La realizzazione del mosaico.

Dietro a quei tasselli c'è una vita

Il seminario della Fraternità San Carlo ha un nuovo mosaico. Opera di uno dei più grandi maestri nel campo: padre Marko Rupnik. «Un aiuto ad avere davanti tutto ciò che siamo». Ecco come, nelle parole di alcuni seminaristi
Pietro Bongiolatti

Erano anni che i seminaristi della Fraternità San Carlo Borromeo lo sapevano. Nella cappella della casa di formazione a Roma sarebbe stato posato un mosaico. Ma non si sarebbero mai aspettati ciò che è nato da quattro giorni al fianco di padre Marko Rupnik e dei suoi aiutanti del Centro Aletti (atelier che ha abbellito i santuari di mezzo mondo, v. Tracce 2/2010) e dalla loro opera. Il 14 marzo, finalmente, c’è stata l’inaugurazione, l’occasione per ripensare a quello che hanno visto venir su davanti ai loro occhi.
«Appena tornavo dall’università correvo a vedere come procedeva il lavoro, senza nemmeno appoggiare la borsa», racconta Emanuele, che quest’anno diventerà diacono, per poi partire per Taipei. «Visto il mio passato di cantante d’opera, ero molto affascinato dal “dietro le quinte” del lavoro di padre Rupnik. Mi incuriosiva vedere la cura con cui ogni pietra veniva messa al suo posto, girata e rigirata fino a trovare la posizione giusta. Ho visto che c’è una vita dietro quelle pietre». La ricchezza di quei giorni di lavoro è stata proprio scoprire quella vita, perché i seminaristi hanno potuto conoscere gli artisti e, nel loro piccolo, dare il proprio contributo.

....................

▶ BREVE ESERCIZIO A
Cita per intero e senza alcuna modifica il brano sul nuovo mosaico del seminario.
Il brano e i record hanno origini diverse.

....................

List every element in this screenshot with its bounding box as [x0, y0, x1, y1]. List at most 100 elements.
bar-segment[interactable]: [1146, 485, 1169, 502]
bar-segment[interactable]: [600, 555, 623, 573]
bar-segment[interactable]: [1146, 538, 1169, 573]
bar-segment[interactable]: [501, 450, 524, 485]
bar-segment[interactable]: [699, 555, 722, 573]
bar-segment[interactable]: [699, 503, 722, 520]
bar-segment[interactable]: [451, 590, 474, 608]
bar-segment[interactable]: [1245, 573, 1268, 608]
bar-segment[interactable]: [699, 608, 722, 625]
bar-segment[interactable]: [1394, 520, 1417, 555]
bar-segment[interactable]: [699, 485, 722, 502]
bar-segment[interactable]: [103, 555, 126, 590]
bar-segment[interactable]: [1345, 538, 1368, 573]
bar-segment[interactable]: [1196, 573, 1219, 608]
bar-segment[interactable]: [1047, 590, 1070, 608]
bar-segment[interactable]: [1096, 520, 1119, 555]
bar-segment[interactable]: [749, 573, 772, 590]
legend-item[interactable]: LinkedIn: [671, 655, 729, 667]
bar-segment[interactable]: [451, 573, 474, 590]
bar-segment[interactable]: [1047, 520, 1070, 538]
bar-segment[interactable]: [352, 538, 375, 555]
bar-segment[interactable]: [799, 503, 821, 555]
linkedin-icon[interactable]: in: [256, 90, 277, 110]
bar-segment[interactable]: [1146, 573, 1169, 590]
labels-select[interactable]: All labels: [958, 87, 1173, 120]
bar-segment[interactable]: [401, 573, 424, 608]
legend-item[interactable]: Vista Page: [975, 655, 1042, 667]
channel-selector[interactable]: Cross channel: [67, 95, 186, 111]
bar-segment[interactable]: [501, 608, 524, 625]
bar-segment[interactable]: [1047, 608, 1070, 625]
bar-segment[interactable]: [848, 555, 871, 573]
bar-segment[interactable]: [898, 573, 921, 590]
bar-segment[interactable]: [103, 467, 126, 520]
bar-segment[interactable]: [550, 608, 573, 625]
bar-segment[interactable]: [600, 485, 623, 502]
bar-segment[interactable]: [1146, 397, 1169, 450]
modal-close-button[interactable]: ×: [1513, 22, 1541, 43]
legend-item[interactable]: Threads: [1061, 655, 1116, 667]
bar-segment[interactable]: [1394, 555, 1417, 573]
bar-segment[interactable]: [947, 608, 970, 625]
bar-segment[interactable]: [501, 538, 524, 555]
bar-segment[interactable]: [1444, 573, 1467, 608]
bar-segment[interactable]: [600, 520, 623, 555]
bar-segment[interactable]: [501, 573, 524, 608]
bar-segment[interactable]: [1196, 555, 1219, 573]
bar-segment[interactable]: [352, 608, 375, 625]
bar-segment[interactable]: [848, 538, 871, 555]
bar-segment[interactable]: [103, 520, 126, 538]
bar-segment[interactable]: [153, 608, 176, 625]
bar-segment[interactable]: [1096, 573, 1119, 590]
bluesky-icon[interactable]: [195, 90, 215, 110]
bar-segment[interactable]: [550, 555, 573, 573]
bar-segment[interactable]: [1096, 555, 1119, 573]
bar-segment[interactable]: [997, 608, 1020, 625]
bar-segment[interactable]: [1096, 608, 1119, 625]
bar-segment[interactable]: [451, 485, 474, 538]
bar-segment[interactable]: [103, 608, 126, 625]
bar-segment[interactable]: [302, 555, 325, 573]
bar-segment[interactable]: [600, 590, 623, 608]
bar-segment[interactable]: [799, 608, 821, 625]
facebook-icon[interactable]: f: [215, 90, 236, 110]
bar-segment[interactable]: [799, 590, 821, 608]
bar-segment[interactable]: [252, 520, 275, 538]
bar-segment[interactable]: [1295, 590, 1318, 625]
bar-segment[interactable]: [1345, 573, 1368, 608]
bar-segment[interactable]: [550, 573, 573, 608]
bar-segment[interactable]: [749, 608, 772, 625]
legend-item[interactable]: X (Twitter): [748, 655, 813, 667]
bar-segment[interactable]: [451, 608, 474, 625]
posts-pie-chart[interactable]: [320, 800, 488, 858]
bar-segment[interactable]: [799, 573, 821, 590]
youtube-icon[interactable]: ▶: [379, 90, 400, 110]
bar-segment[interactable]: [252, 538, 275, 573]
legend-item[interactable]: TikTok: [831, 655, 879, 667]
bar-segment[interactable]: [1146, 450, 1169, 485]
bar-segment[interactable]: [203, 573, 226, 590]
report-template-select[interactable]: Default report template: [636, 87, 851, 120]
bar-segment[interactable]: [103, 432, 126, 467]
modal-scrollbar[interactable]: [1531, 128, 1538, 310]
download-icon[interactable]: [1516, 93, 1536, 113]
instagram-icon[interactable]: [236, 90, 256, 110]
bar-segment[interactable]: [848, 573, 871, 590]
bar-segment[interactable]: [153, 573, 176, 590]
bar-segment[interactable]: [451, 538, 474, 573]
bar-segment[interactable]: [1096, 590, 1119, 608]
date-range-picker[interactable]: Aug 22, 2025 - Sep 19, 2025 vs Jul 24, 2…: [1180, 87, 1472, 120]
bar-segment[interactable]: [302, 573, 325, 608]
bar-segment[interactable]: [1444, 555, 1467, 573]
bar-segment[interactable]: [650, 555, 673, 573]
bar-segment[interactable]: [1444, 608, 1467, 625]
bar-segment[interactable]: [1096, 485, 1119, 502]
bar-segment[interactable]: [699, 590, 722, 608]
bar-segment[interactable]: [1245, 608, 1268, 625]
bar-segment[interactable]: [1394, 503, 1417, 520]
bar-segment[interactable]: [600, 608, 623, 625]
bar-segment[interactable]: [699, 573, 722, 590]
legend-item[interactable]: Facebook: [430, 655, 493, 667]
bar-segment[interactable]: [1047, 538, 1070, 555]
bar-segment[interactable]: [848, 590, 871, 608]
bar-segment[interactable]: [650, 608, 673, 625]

....................

▶ BREVE ESERCIZIO B
Raccogli dai record ogni riga che contiene la stringa "legend". Maiuscole e minuscole contano.

▶ RISPOSTA COMPLETA A
La realizzazione del mosaico.

Dietro a quei tasselli c'è una vita

Il seminario della Fraternità San Carlo ha un nuovo mosaico. Opera di uno dei più grandi maestri nel campo: padre Marko Rupnik. «Un aiuto ad avere davanti tutto ciò che siamo». Ecco come, nelle parole di alcuni seminaristi
Pietro Bongiolatti

Erano anni che i seminaristi della Fraternità San Carlo Borromeo lo sapevano. Nella cappella della casa di formazione a Roma sarebbe stato posato un mosaico. Ma non si sarebbero mai aspettati ciò che è nato da quattro giorni al fianco di padre Marko Rupnik e dei suoi aiutanti del Centro Aletti (atelier che ha abbellito i santuari di mezzo mondo, v. Tracce 2/2010) e dalla loro opera. Il 14 marzo, finalmente, c’è stata l’inaugurazione, l’occasione per ripensare a quello che hanno visto venir su davanti ai loro occhi.
«Appena tornavo dall’università correvo a vedere come procedeva il lavoro, senza nemmeno appoggiare la borsa», racconta Emanuele, che quest’anno diventerà diacono, per poi partire per Taipei. «Visto il mio passato di cantante d’opera, ero molto affascinato dal “dietro le quinte” del lavoro di padre Rupnik. Mi incuriosiva vedere la cura con cui ogni pietra veniva messa al suo posto, girata e rigirata fino a trovare la posizione giusta. Ho visto che c’è una vita dietro quelle pietre». La ricchezza di quei giorni di lavoro è stata proprio scoprire quella vita, perché i seminaristi hanno potuto conoscere gli artisti e, nel loro piccolo, dare il proprio contributo.

▶ RISPOSTA COMPLETA B
legend-item[interactable]: LinkedIn: [671, 655, 729, 667]
legend-item[interactable]: Vista Page: [975, 655, 1042, 667]
legend-item[interactable]: Threads: [1061, 655, 1116, 667]
legend-item[interactable]: X (Twitter): [748, 655, 813, 667]
legend-item[interactable]: TikTok: [831, 655, 879, 667]
legend-item[interactable]: Facebook: [430, 655, 493, 667]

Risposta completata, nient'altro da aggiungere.